### DATA EXCERPTS
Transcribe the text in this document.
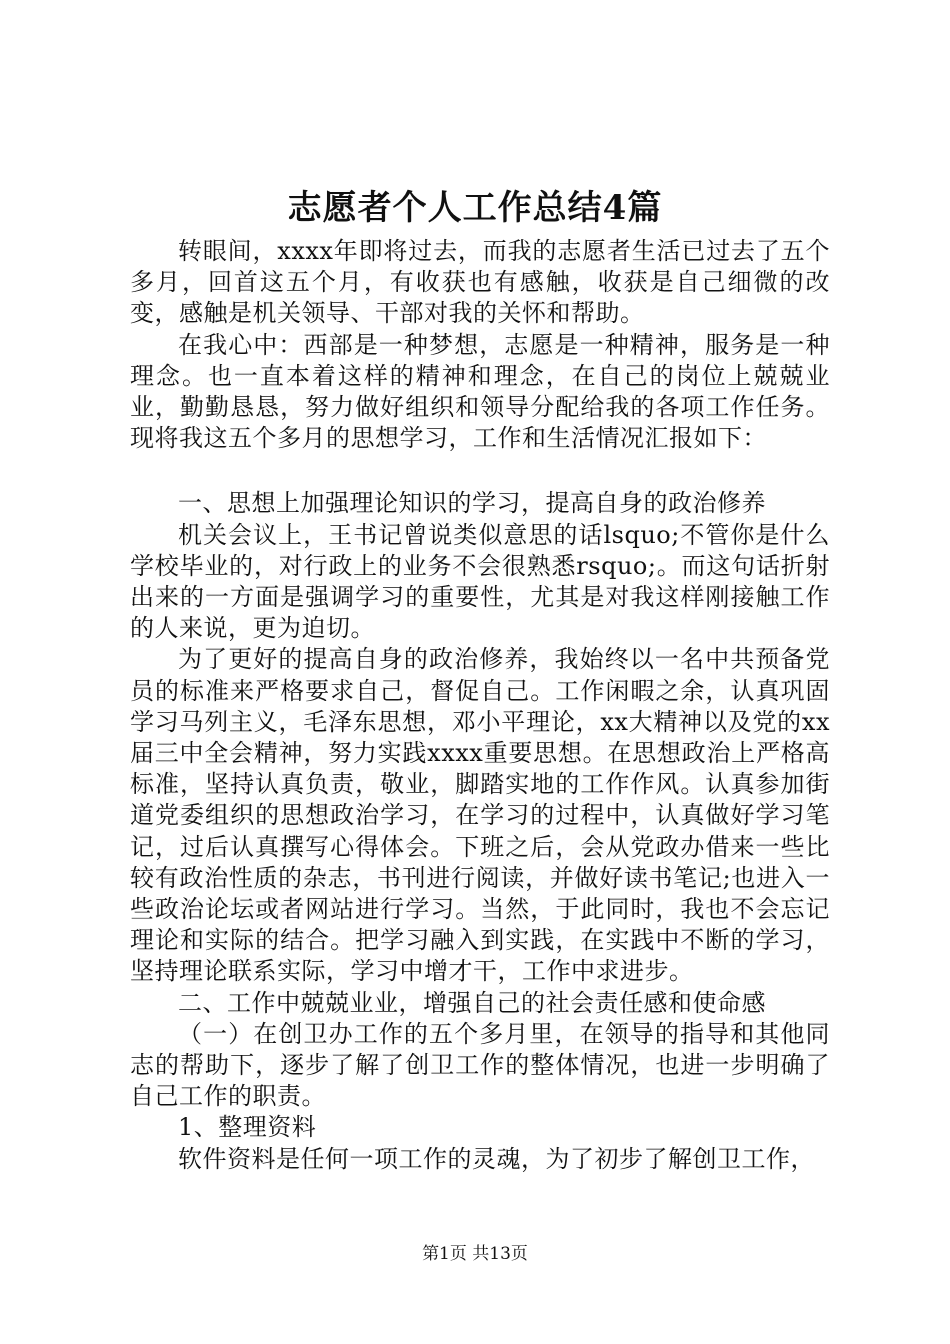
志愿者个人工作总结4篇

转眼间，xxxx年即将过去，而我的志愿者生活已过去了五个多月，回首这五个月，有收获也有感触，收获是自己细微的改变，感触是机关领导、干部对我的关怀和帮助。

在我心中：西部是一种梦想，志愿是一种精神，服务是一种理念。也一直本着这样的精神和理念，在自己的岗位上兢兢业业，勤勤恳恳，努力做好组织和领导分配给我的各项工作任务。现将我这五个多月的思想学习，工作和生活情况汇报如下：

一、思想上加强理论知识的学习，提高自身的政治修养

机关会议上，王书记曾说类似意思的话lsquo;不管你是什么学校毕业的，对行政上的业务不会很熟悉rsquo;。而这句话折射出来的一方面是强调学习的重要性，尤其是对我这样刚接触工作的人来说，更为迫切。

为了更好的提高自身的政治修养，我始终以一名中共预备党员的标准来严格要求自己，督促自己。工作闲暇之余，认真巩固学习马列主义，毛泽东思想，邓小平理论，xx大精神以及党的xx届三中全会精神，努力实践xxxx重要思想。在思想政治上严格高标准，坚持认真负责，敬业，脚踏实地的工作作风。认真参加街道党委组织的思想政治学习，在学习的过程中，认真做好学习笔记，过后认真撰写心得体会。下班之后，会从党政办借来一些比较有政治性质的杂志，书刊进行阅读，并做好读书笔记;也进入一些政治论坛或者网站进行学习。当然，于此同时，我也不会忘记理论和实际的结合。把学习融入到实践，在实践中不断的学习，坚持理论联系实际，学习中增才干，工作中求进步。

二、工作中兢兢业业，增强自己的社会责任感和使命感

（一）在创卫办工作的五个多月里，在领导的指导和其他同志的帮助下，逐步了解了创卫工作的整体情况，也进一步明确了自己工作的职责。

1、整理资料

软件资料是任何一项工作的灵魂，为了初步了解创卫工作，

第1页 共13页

...

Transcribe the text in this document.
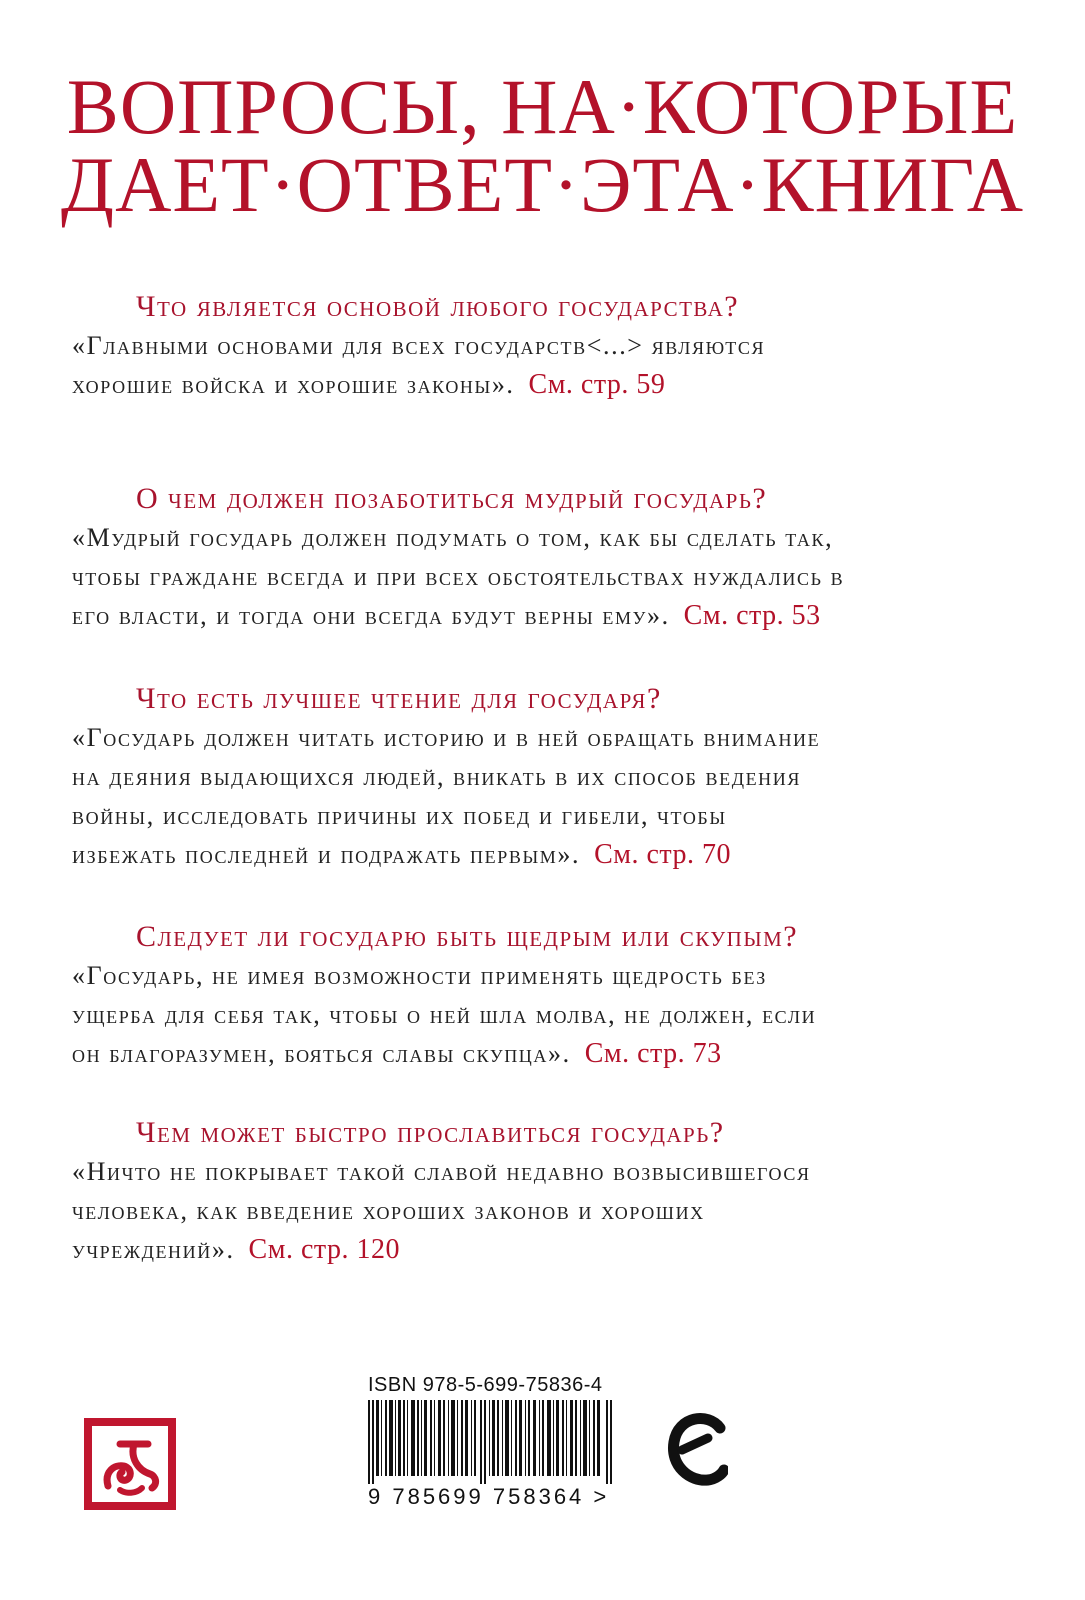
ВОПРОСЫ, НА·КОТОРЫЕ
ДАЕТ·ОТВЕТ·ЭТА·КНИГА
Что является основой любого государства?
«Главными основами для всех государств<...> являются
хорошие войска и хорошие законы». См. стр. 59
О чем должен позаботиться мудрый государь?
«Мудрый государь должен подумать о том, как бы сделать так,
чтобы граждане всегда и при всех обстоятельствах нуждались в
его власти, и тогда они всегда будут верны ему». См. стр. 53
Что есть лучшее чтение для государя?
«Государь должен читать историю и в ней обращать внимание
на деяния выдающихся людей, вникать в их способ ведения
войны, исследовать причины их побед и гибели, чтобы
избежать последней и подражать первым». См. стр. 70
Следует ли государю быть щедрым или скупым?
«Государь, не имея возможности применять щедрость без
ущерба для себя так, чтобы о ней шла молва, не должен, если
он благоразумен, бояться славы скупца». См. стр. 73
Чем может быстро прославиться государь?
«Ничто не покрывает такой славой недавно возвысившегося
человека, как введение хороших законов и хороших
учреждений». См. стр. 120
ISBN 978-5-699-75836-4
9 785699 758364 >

### TO BE DONE
Give the count of lines in the data above that hold the string "всегда", with no additional words.

### EXERCISE RESPONSE
2